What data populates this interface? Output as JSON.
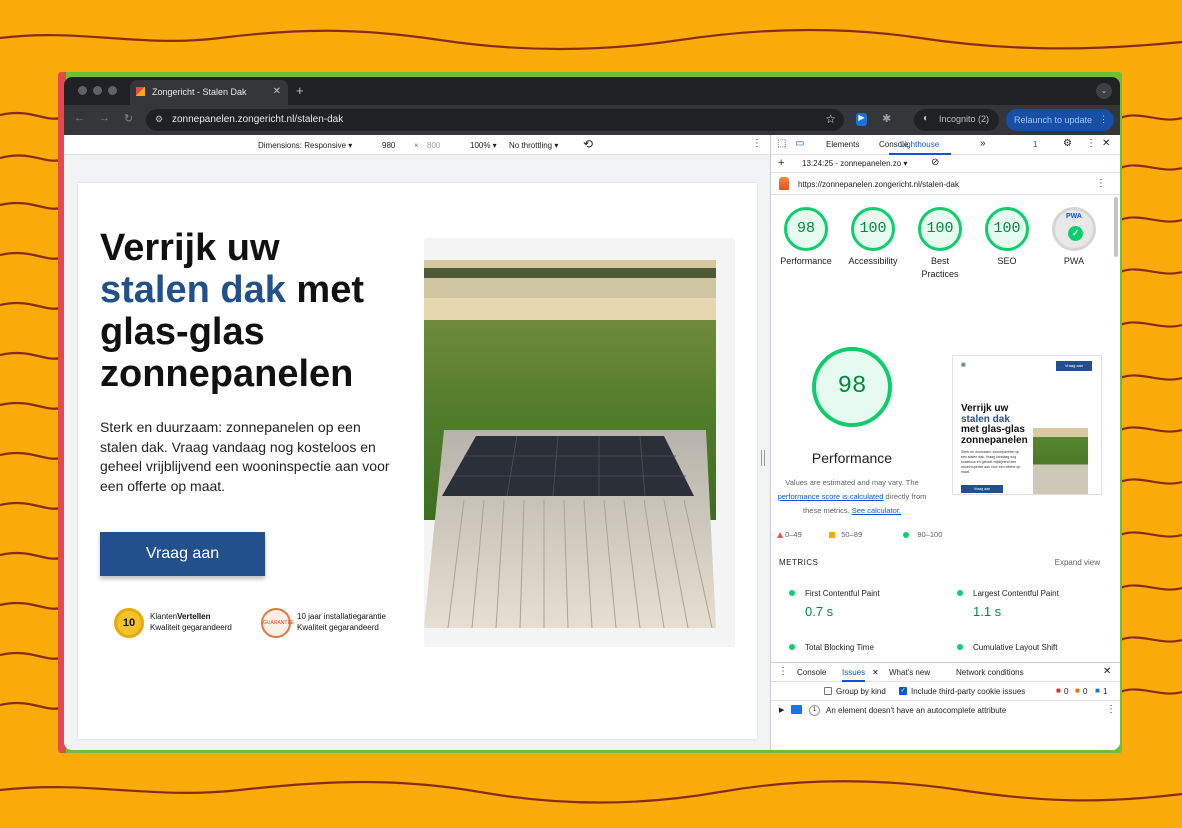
{
  "colors": {
    "background": "#f9ab09",
    "brand_blue": "#22508c",
    "lh_green": "#0cce6b",
    "devtools_blue": "#0b57d0"
  },
  "browser": {
    "tab_title": "Zongericht - Stalen Dak",
    "url": "zonnepanelen.zongericht.nl/stalen-dak",
    "incognito_label": "Incognito (2)",
    "relaunch_label": "Relaunch to update"
  },
  "device_toolbar": {
    "dimensions_label": "Dimensions: Responsive ▾",
    "width": "980",
    "times": "×",
    "height": "800",
    "zoom": "100% ▾",
    "throttle": "No throttling ▾"
  },
  "page": {
    "heading_line1": "Verrijk uw",
    "heading_blue": "stalen dak",
    "heading_after_blue": " met",
    "heading_line3": "glas-glas",
    "heading_line4": "zonnepanelen",
    "lead": "Sterk en duurzaam: zonnepanelen op een stalen dak. Vraag vandaag nog kosteloos en geheel vrijblijvend een wooninspectie aan voor een offerte op maat.",
    "cta": "Vraag aan",
    "badge1": {
      "score": "10",
      "name_light": "Klanten",
      "name_bold": "Vertellen",
      "sub": "Kwaliteit gegarandeerd"
    },
    "badge2": {
      "seal": "GUARANTEE",
      "title": "10 jaar installatiegarantie",
      "sub": "Kwaliteit gegarandeerd"
    }
  },
  "devtools": {
    "tabs": [
      "Elements",
      "Console",
      "Lighthouse"
    ],
    "more": "»",
    "issue_count": "1",
    "report_time": "13:24:25 - zonnepanelen.zo ▾",
    "report_url": "https://zonnepanelen.zongericht.nl/stalen-dak",
    "scores": [
      {
        "value": "98",
        "label": "Performance"
      },
      {
        "value": "100",
        "label": "Accessibility"
      },
      {
        "value": "100",
        "label": "Best Practices"
      },
      {
        "value": "100",
        "label": "SEO"
      }
    ],
    "pwa": {
      "badge": "PWA",
      "label": "PWA"
    },
    "performance": {
      "score": "98",
      "label": "Performance",
      "note_before": "Values are estimated and may vary. The ",
      "note_link": "performance score is calculated",
      "note_mid": " directly from these metrics. ",
      "note_link2": "See calculator.",
      "legend": [
        "0–49",
        "50–89",
        "90–100"
      ]
    },
    "thumbnail": {
      "cta": "Vraag aan",
      "heading_line1": "Verrijk uw",
      "heading_blue": "stalen dak",
      "heading_line3": "met glas-glas",
      "heading_line4": "zonnepanelen",
      "lead": "Sterk en duurzaam: zonnepanelen op een stalen dak. Vraag vandaag nog kosteloos en geheel vrijblijvend een wooninspectie aan voor een offerte op maat.",
      "button": "Vraag aan"
    },
    "metrics": {
      "title": "METRICS",
      "expand": "Expand view",
      "items": [
        {
          "label": "First Contentful Paint",
          "value": "0.7 s"
        },
        {
          "label": "Largest Contentful Paint",
          "value": "1.1 s"
        },
        {
          "label": "Total Blocking Time",
          "value": ""
        },
        {
          "label": "Cumulative Layout Shift",
          "value": ""
        }
      ]
    },
    "drawer": {
      "tabs": [
        "Console",
        "Issues",
        "What's new",
        "Network conditions"
      ],
      "group_by_kind": "Group by kind",
      "third_party": "Include third-party cookie issues",
      "counts": {
        "errors": "0",
        "warnings": "0",
        "info": "1"
      },
      "issue_count": "1",
      "issue_text": "An element doesn't have an autocomplete attribute"
    }
  }
}
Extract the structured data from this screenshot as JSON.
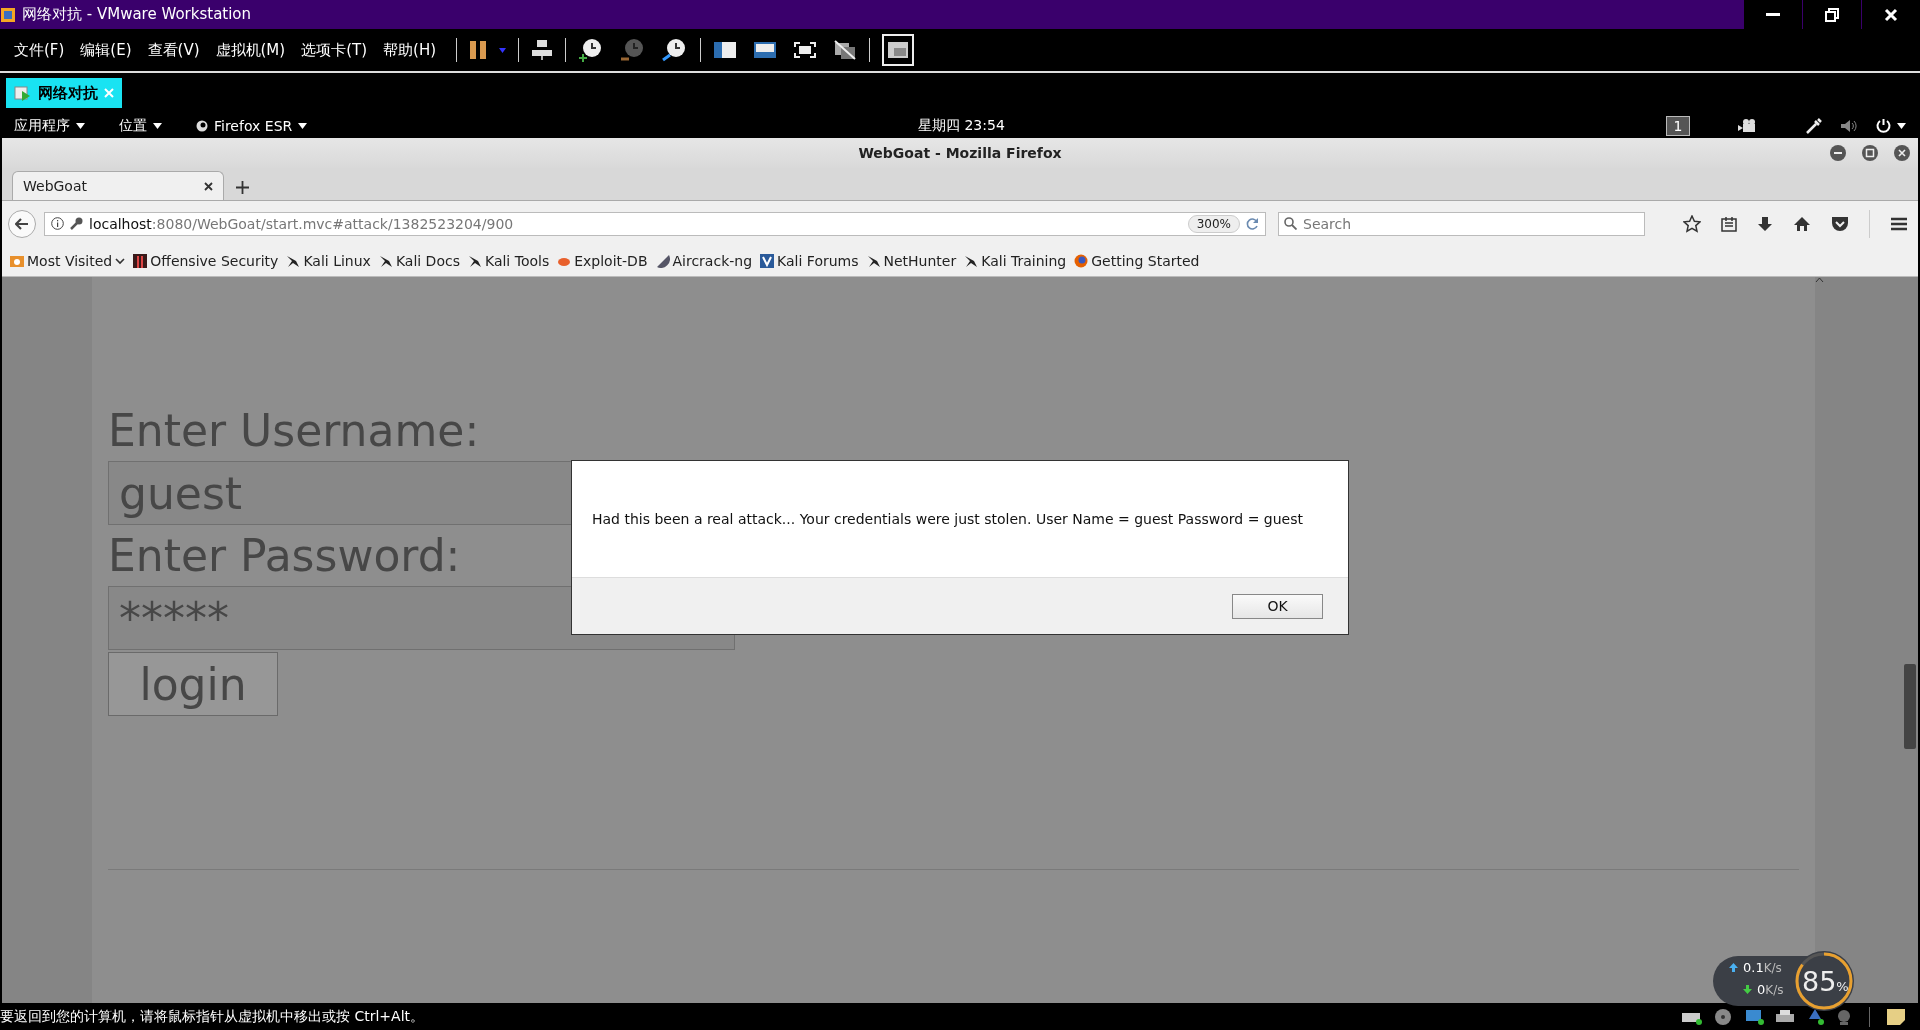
{
  "vmware": {
    "title": "网络对抗 - VMware Workstation",
    "menu": [
      "文件(F)",
      "编辑(E)",
      "查看(V)",
      "虚拟机(M)",
      "选项卡(T)",
      "帮助(H)"
    ],
    "vm_tabs": [
      {
        "label": "网络对抗",
        "selected": true
      }
    ]
  },
  "kali_panel": {
    "menus": [
      "应用程序",
      "位置",
      "Firefox ESR"
    ],
    "clock": "星期四 23:54",
    "workspace": "1"
  },
  "firefox": {
    "title": "WebGoat - Mozilla Firefox",
    "tabs": [
      {
        "label": "WebGoat",
        "selected": true
      }
    ],
    "url": {
      "host": "localhost",
      "path": ":8080/WebGoat/start.mvc#attack/1382523204/900"
    },
    "zoom": "300%",
    "search": {
      "placeholder": "Search"
    },
    "bookmarks": [
      {
        "label": "Most Visited",
        "kind": "folder"
      },
      {
        "label": "Offensive Security",
        "kind": "offsec"
      },
      {
        "label": "Kali Linux",
        "kind": "kali"
      },
      {
        "label": "Kali Docs",
        "kind": "kali"
      },
      {
        "label": "Kali Tools",
        "kind": "kali"
      },
      {
        "label": "Exploit-DB",
        "kind": "exploit"
      },
      {
        "label": "Aircrack-ng",
        "kind": "aircrack"
      },
      {
        "label": "Kali Forums",
        "kind": "forums"
      },
      {
        "label": "NetHunter",
        "kind": "kali"
      },
      {
        "label": "Kali Training",
        "kind": "kali"
      },
      {
        "label": "Getting Started",
        "kind": "firefox"
      }
    ]
  },
  "page": {
    "username_label": "Enter Username:",
    "username": "guest",
    "password_label": "Enter Password:",
    "password": "*****",
    "login": "login"
  },
  "dialog": {
    "message": "Had this been a real attack... Your credentials were just stolen. User Name = guest Password = guest",
    "ok": "OK"
  },
  "net_widget": {
    "up": "0.1",
    "up_unit": "K/s",
    "down": "0",
    "down_unit": "K/s",
    "cpu": "85",
    "cpu_unit": "%"
  },
  "status_bar": "要返回到您的计算机，请将鼠标指针从虚拟机中移出或按 Ctrl+Alt。"
}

- - - -

**WHAT YOU ARE ASKED TO DO**
Extract each line from the listing that holds the word "网络对抗".

**REPLY TO THE EXERCISE**
    "title": "网络对抗 - VMware Workstation",
        "label": "网络对抗",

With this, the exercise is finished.